**Brief**:
Check every line of the material below for the string "Virology", and return the ones that have it.

[START OF Records provided]

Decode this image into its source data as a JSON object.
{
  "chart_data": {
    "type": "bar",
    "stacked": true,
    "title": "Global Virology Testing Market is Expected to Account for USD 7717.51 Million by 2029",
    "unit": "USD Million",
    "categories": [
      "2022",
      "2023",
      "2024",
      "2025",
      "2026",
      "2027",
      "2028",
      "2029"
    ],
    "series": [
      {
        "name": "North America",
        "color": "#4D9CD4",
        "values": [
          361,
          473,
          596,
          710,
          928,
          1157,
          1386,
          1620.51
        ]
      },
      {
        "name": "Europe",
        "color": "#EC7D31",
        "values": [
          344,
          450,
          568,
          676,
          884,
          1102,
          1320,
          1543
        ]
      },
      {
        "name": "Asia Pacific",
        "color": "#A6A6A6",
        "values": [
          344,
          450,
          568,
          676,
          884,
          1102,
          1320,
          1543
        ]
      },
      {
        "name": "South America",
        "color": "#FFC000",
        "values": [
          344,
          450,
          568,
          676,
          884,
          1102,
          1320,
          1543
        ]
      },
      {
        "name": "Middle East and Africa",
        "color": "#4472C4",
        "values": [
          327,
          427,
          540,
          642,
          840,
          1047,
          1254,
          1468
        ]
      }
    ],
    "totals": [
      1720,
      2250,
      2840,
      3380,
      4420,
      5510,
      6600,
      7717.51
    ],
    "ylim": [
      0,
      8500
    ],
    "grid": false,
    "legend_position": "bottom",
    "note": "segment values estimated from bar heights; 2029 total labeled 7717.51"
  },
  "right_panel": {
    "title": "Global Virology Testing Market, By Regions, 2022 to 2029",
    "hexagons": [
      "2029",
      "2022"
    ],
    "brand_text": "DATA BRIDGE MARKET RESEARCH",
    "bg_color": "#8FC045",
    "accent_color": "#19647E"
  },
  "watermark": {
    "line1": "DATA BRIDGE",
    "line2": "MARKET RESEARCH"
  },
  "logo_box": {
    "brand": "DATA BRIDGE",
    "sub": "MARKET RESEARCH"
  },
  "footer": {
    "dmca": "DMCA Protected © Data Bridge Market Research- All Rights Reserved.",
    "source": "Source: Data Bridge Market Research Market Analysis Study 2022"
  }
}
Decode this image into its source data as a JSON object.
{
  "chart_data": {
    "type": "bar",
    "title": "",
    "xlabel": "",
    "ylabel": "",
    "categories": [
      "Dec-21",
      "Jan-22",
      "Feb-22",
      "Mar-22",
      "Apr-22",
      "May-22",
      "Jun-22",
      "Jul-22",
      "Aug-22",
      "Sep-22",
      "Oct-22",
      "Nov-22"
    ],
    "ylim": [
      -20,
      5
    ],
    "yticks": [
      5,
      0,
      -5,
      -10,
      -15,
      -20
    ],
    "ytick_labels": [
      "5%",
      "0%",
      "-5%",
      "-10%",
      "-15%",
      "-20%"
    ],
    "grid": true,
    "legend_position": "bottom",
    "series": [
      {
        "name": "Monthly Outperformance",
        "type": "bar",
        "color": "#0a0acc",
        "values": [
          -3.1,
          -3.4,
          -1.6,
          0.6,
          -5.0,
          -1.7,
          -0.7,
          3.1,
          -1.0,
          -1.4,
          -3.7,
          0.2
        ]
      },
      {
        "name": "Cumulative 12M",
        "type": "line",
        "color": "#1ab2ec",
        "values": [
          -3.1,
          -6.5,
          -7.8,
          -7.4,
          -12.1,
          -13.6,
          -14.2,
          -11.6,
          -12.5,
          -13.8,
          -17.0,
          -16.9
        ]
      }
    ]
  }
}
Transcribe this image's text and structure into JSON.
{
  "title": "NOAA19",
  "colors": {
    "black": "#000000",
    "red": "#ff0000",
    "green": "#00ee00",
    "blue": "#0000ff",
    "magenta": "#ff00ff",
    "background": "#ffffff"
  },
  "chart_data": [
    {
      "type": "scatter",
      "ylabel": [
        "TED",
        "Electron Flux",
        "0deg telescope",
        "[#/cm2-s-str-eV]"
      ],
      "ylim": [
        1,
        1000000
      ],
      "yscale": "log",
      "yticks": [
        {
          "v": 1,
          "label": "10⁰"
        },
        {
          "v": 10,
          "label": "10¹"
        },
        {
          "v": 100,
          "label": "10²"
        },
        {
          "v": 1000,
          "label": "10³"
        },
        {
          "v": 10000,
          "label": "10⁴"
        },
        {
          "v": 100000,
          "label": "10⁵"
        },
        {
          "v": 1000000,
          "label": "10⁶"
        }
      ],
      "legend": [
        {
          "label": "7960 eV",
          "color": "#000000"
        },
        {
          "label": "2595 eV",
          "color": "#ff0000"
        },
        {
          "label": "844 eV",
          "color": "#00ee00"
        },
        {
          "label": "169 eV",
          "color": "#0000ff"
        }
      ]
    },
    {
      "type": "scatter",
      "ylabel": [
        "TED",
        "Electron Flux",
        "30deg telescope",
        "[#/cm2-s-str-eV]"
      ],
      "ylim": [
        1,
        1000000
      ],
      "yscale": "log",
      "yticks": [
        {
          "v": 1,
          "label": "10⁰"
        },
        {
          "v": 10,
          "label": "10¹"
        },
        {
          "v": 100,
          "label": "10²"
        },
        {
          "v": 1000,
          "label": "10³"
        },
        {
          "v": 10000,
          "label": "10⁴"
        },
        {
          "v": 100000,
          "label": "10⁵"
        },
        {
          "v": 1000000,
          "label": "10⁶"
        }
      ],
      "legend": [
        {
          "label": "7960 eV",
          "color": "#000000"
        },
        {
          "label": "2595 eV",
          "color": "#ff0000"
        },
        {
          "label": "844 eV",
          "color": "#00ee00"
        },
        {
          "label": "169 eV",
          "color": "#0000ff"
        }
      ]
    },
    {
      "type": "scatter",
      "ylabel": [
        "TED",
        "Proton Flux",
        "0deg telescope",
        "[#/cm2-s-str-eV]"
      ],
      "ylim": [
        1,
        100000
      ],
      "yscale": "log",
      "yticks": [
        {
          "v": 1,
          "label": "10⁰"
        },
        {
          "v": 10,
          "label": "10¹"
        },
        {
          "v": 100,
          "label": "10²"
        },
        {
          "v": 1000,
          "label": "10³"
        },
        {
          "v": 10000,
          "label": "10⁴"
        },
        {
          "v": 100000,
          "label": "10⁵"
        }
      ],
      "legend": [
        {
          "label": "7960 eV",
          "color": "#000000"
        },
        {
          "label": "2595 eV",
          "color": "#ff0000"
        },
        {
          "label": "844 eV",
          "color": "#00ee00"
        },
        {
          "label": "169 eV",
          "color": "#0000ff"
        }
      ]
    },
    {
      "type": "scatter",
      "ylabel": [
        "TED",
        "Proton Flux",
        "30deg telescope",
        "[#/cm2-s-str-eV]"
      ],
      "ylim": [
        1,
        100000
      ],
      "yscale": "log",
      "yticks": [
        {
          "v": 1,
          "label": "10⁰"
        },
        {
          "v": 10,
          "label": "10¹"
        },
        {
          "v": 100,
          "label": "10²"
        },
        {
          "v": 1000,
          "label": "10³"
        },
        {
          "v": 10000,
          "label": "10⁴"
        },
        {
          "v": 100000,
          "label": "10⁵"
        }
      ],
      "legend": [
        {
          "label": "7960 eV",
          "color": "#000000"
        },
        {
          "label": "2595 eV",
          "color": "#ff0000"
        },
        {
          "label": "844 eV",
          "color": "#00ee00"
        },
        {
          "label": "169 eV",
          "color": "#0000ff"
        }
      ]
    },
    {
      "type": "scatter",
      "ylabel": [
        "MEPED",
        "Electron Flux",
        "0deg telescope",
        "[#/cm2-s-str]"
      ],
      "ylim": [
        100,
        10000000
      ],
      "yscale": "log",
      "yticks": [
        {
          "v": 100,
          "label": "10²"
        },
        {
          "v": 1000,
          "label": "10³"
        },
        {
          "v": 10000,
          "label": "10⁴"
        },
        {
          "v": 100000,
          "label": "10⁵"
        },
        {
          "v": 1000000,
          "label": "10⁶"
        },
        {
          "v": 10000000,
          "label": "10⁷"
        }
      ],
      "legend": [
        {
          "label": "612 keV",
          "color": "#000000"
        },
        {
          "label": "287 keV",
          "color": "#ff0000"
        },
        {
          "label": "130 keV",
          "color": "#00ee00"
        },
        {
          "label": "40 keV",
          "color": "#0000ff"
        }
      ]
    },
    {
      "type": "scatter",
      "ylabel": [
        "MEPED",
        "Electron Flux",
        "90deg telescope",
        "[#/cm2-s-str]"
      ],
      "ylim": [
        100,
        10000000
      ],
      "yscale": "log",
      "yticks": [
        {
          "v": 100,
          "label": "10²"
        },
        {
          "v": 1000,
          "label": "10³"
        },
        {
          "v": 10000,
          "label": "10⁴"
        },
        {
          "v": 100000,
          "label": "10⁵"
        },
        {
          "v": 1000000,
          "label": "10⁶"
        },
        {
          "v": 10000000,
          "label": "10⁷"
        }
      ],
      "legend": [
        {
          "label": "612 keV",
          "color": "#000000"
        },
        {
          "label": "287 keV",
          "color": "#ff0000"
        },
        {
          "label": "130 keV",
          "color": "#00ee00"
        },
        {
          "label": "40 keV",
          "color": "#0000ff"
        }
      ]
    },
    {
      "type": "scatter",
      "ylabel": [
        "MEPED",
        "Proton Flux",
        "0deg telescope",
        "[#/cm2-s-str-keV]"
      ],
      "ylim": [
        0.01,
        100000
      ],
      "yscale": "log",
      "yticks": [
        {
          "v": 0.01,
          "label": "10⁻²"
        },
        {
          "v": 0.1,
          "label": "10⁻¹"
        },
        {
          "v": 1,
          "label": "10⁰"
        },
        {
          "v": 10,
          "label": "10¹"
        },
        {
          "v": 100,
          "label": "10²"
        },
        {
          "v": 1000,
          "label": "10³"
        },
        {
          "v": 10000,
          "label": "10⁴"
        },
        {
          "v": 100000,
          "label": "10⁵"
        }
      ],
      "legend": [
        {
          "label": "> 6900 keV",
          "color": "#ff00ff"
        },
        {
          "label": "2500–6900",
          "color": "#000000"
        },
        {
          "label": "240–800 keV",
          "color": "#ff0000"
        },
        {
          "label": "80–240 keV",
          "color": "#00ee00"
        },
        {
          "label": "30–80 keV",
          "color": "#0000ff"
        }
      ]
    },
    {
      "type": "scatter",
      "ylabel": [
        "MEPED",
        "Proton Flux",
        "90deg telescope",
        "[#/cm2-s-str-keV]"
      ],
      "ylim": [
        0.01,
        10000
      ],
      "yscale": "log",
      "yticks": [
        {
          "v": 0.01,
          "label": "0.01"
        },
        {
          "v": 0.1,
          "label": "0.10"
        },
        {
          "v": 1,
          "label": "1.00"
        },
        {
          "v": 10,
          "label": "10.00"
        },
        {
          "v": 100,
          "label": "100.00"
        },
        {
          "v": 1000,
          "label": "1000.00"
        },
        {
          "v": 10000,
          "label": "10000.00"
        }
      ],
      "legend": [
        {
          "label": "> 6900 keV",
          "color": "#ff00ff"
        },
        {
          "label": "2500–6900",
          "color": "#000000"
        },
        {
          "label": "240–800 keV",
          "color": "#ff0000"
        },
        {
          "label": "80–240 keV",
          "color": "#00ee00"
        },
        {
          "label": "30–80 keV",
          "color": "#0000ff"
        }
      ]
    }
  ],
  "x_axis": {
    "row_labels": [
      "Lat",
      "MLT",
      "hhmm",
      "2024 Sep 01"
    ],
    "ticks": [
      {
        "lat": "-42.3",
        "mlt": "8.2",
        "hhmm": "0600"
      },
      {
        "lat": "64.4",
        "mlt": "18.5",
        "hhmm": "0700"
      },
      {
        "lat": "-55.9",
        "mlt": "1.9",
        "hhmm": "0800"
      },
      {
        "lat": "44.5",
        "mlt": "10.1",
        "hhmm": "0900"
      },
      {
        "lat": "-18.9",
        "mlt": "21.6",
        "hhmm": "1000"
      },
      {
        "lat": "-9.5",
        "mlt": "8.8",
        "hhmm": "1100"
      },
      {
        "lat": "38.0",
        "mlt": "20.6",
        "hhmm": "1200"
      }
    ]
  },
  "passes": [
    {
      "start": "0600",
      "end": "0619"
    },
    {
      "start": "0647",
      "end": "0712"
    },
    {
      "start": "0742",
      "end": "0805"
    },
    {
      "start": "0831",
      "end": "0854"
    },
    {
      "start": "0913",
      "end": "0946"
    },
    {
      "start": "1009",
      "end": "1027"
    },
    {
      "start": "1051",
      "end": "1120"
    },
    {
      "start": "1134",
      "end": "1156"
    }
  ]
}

[END OF Records provided]

**Answer to this task**:
    "title": "Global Virology Testing Market is Expected to Account for USD 7717.51 Million by 2029",
    "title": "Global Virology Testing Market, By Regions, 2022 to 2029",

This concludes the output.